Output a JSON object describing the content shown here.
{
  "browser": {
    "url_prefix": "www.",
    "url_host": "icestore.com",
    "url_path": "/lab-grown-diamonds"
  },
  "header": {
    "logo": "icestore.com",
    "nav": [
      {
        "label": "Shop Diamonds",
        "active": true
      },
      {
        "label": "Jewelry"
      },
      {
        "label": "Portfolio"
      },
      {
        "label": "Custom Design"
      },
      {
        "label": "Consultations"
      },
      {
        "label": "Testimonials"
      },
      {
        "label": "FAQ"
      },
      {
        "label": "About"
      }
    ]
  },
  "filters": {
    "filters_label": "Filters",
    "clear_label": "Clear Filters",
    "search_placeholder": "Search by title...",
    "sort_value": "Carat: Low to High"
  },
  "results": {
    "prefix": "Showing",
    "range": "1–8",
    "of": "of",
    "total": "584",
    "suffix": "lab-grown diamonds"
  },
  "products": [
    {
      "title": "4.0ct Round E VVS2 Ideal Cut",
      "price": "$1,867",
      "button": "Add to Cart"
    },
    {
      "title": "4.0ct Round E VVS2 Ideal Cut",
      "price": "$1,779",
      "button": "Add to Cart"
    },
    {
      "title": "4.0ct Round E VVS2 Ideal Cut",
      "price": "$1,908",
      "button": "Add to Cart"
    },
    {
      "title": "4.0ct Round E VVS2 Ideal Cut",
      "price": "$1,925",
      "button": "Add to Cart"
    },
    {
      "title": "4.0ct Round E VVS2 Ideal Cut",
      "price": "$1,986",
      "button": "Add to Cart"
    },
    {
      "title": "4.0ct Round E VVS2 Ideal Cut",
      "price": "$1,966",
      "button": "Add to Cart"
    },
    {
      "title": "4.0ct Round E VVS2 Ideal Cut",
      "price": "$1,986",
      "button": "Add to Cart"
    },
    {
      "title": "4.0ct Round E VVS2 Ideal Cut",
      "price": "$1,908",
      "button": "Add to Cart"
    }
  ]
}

**EXERCISE REQUIREMENTS:**
Output the complete data exactly as written.

**ANSWER TO THIS PROBLEM:**
Output a JSON object describing the content shown here.
{
  "browser": {
    "url_prefix": "www.",
    "url_host": "icestore.com",
    "url_path": "/lab-grown-diamonds"
  },
  "header": {
    "logo": "icestore.com",
    "nav": [
      {
        "label": "Shop Diamonds",
        "active": true
      },
      {
        "label": "Jewelry"
      },
      {
        "label": "Portfolio"
      },
      {
        "label": "Custom Design"
      },
      {
        "label": "Consultations"
      },
      {
        "label": "Testimonials"
      },
      {
        "label": "FAQ"
      },
      {
        "label": "About"
      }
    ]
  },
  "filters": {
    "filters_label": "Filters",
    "clear_label": "Clear Filters",
    "search_placeholder": "Search by title...",
    "sort_value": "Carat: Low to High"
  },
  "results": {
    "prefix": "Showing",
    "range": "1–8",
    "of": "of",
    "total": "584",
    "suffix": "lab-grown diamonds"
  },
  "products": [
    {
      "title": "4.0ct Round E VVS2 Ideal Cut",
      "price": "$1,867",
      "button": "Add to Cart"
    },
    {
      "title": "4.0ct Round E VVS2 Ideal Cut",
      "price": "$1,779",
      "button": "Add to Cart"
    },
    {
      "title": "4.0ct Round E VVS2 Ideal Cut",
      "price": "$1,908",
      "button": "Add to Cart"
    },
    {
      "title": "4.0ct Round E VVS2 Ideal Cut",
      "price": "$1,925",
      "button": "Add to Cart"
    },
    {
      "title": "4.0ct Round E VVS2 Ideal Cut",
      "price": "$1,986",
      "button": "Add to Cart"
    },
    {
      "title": "4.0ct Round E VVS2 Ideal Cut",
      "price": "$1,966",
      "button": "Add to Cart"
    },
    {
      "title": "4.0ct Round E VVS2 Ideal Cut",
      "price": "$1,986",
      "button": "Add to Cart"
    },
    {
      "title": "4.0ct Round E VVS2 Ideal Cut",
      "price": "$1,908",
      "button": "Add to Cart"
    }
  ]
}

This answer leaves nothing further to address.